* **DATA EXCERPTS**:
[BEGIN]
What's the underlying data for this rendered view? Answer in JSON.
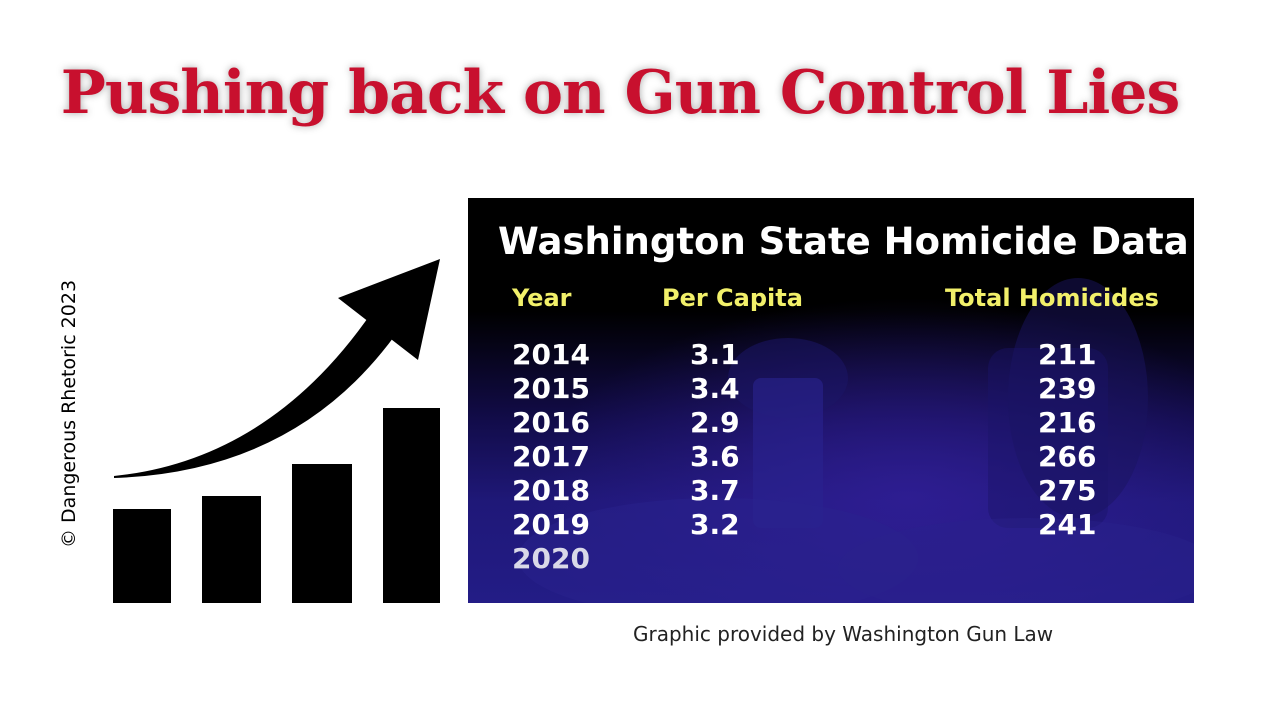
{
  "headline": "Pushing back on Gun Control Lies",
  "copyright": "© Dangerous Rhetoric 2023",
  "panel": {
    "title": "Washington State Homicide Data",
    "columns": [
      "Year",
      "Per Capita",
      "Total Homicides"
    ],
    "rows": [
      {
        "year": "2014",
        "per_capita": "3.1",
        "total": "211"
      },
      {
        "year": "2015",
        "per_capita": "3.4",
        "total": "239"
      },
      {
        "year": "2016",
        "per_capita": "2.9",
        "total": "216"
      },
      {
        "year": "2017",
        "per_capita": "3.6",
        "total": "266"
      },
      {
        "year": "2018",
        "per_capita": "3.7",
        "total": "275"
      },
      {
        "year": "2019",
        "per_capita": "3.2",
        "total": "241"
      },
      {
        "year": "2020",
        "per_capita": "",
        "total": ""
      }
    ]
  },
  "credit": "Graphic provided by Washington Gun Law",
  "colors": {
    "headline": "#c8102e",
    "column_header": "#f2f06a",
    "panel_bg": "#000000",
    "panel_tint": "#231c86"
  },
  "icon": "rising-bar-chart-arrow-icon"
}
[END]
* **WHAT TO DO**:
Give the number of lines where the string "Washington" occurs, without any further text.

* **RESPONSE FOR THIS EXERCISE**:
2